● **Task prompt**:
Your answer should be one number: how many lines of the records hold the string "janv".

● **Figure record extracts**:
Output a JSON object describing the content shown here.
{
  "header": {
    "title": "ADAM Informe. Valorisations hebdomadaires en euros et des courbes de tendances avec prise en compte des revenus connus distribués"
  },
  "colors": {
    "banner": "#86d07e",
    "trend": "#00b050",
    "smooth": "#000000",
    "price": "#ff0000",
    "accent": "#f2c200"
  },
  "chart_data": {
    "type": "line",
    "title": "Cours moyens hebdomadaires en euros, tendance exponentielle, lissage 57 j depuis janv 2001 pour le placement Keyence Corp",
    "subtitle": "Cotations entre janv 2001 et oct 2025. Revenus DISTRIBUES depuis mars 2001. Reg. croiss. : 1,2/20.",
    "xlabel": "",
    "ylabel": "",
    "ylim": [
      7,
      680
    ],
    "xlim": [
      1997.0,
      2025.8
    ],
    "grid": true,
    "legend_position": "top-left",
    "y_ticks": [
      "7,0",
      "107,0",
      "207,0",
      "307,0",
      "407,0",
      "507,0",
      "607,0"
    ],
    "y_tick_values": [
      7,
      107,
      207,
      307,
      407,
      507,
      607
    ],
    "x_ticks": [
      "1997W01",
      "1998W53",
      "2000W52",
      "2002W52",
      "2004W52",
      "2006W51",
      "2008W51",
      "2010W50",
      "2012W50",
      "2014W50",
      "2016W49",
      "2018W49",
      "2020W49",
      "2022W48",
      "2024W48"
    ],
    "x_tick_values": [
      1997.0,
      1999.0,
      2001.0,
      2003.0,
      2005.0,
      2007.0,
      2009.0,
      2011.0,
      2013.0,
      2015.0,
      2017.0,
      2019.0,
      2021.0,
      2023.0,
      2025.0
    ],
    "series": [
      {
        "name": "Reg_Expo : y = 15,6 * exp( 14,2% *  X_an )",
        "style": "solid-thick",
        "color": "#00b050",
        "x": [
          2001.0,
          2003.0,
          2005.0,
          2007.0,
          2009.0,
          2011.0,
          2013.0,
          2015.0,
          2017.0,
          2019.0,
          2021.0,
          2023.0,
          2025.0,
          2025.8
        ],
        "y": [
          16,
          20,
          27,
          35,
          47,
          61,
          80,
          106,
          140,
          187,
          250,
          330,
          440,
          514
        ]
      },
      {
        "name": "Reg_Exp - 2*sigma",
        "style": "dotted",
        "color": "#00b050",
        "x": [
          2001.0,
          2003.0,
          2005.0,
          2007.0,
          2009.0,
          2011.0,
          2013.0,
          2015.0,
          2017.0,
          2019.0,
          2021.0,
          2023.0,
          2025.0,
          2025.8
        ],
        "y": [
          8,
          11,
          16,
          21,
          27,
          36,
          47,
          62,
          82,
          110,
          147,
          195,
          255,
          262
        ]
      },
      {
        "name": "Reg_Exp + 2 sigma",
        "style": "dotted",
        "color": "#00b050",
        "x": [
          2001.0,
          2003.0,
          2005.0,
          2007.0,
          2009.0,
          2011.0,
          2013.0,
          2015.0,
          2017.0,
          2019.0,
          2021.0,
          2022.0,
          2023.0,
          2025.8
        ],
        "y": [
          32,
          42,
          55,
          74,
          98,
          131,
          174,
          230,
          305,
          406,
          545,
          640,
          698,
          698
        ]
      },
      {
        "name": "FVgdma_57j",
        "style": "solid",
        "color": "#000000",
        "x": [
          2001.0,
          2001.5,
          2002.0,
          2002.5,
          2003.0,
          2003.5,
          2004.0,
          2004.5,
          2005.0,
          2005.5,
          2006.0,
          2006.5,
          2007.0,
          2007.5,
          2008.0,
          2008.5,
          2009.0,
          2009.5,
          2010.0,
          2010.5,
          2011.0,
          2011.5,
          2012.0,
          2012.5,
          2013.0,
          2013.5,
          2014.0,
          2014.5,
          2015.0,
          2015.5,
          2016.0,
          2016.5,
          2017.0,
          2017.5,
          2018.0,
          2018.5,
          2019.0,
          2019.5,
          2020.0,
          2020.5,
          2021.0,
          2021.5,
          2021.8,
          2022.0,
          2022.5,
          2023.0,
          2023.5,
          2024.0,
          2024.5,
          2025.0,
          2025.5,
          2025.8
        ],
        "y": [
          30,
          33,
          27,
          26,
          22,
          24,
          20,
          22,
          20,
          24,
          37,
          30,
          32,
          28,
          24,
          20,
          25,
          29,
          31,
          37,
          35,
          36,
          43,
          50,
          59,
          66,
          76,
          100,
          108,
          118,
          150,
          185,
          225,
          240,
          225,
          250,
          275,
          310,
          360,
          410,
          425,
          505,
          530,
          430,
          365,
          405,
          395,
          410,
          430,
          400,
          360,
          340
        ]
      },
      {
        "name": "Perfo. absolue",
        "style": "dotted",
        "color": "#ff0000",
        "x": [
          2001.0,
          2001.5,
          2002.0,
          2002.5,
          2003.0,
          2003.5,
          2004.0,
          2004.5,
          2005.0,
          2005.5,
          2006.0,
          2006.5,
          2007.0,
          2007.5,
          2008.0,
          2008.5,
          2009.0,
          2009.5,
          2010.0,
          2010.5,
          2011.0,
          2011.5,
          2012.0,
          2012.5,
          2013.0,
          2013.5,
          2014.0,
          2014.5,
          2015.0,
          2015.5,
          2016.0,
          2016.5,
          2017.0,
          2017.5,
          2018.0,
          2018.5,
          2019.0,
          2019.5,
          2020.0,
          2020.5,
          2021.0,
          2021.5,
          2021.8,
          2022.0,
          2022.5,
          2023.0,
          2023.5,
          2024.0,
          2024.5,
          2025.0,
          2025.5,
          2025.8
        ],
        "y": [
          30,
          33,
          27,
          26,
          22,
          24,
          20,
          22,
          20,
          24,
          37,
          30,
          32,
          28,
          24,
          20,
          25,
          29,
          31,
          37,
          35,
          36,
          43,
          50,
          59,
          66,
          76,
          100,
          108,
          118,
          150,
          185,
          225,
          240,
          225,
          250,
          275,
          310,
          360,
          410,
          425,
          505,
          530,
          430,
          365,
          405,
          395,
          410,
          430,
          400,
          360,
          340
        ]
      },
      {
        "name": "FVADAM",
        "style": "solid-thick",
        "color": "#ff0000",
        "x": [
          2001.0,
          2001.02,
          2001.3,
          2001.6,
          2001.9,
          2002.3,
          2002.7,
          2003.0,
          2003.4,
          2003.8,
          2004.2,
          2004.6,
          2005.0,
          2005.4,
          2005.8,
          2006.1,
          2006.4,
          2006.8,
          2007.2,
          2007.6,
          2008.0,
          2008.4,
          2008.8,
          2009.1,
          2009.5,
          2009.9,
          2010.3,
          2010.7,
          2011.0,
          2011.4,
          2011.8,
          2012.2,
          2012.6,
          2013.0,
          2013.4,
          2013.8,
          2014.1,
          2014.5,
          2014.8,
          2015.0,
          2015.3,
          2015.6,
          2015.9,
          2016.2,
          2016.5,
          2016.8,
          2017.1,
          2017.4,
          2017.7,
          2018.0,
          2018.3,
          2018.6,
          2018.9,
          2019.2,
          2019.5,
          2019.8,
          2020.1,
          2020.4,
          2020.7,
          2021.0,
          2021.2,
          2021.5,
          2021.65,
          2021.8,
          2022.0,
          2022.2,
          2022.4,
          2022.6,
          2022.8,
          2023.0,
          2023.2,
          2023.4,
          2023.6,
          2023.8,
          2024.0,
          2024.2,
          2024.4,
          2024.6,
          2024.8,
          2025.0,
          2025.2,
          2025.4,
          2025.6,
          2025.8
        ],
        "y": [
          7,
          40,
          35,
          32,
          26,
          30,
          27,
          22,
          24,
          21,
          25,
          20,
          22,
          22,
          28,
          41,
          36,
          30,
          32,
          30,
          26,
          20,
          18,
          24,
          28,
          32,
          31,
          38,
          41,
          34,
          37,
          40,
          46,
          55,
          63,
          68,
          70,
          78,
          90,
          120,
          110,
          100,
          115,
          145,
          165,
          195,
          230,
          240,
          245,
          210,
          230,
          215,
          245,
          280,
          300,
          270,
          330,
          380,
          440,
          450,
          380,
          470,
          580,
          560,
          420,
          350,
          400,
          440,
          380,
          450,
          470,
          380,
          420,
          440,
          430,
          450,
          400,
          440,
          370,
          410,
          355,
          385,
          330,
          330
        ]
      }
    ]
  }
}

● **Full response**:
2